─── Exercise data
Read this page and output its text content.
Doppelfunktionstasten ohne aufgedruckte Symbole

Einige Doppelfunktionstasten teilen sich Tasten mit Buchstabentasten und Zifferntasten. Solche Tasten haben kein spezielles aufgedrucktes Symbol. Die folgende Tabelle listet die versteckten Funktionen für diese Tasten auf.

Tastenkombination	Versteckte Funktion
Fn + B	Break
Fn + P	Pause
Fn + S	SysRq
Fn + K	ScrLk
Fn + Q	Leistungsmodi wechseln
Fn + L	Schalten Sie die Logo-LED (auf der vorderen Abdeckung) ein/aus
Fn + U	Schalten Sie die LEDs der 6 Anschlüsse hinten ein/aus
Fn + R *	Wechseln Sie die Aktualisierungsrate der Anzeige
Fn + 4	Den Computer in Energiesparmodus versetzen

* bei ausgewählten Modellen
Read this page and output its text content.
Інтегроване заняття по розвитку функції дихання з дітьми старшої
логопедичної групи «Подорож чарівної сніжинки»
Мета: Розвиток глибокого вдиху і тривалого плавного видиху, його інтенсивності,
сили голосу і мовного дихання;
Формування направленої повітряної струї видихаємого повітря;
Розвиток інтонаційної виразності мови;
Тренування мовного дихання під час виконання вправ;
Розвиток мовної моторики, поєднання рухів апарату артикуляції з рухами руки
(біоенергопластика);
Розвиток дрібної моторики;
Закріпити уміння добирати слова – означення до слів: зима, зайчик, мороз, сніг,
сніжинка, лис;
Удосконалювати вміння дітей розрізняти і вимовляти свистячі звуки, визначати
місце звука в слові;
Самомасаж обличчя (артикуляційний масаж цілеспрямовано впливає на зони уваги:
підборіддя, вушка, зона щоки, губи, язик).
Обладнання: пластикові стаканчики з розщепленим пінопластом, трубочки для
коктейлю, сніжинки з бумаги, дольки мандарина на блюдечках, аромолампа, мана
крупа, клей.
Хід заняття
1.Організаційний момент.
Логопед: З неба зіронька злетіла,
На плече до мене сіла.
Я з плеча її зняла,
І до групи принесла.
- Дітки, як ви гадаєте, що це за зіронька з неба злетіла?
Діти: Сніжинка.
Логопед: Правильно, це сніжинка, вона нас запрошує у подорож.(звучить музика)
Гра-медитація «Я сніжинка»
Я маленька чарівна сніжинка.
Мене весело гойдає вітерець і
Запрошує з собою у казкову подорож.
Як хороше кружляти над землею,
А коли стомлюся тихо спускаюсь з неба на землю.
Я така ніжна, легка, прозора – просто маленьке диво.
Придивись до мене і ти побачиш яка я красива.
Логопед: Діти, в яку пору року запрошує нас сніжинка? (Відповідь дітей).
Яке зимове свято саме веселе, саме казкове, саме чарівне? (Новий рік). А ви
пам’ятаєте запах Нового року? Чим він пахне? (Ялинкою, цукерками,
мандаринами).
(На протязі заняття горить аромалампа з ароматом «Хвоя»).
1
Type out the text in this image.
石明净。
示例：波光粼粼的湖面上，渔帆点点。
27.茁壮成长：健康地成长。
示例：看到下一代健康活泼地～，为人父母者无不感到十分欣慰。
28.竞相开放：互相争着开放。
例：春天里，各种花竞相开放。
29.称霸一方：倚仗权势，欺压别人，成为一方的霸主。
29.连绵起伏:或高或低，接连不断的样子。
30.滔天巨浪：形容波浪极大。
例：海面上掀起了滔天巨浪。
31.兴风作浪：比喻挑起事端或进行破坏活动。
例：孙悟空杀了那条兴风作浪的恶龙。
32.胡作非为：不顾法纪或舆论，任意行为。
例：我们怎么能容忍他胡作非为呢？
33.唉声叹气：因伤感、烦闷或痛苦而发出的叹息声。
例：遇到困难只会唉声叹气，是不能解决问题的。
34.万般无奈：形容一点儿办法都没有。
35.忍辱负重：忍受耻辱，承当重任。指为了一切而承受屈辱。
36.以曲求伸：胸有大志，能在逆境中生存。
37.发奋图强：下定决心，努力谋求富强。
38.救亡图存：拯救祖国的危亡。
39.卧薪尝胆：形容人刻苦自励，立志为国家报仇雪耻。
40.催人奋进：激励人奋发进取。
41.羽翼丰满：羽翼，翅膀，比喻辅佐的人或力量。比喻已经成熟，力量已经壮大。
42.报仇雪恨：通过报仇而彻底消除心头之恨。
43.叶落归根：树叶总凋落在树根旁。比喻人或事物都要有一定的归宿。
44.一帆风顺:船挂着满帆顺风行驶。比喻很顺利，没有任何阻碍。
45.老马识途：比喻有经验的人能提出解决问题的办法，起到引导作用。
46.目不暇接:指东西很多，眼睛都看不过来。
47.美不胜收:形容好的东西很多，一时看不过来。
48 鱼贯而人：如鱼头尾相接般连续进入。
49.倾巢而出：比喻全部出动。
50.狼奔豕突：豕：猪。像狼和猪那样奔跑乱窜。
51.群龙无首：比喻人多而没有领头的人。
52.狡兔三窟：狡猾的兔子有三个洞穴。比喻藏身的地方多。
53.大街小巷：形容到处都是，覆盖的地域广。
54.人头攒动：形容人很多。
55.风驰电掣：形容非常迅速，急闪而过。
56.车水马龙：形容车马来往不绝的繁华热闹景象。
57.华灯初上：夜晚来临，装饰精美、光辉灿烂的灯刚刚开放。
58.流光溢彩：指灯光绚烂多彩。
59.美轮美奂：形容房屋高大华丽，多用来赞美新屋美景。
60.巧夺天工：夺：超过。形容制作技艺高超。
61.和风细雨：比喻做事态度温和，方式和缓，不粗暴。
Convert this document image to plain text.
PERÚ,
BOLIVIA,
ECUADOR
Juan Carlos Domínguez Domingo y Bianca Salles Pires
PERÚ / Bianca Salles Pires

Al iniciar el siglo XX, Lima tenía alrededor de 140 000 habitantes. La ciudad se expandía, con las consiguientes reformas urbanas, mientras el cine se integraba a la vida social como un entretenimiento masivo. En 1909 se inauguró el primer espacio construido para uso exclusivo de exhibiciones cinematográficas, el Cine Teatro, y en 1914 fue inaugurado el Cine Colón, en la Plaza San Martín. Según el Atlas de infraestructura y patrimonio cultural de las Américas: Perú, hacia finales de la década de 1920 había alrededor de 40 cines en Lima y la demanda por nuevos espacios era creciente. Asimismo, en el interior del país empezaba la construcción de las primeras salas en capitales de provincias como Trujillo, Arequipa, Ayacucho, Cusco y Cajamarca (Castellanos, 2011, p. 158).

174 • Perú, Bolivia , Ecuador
──────
* Aim *
Scan the listing above and identify each line holding the string "моторики"; copy every such line.

* Answer to the task *
Розвиток мовної моторики, поєднання рухів апарату артикуляції з рухами руки
Розвиток дрібної моторики;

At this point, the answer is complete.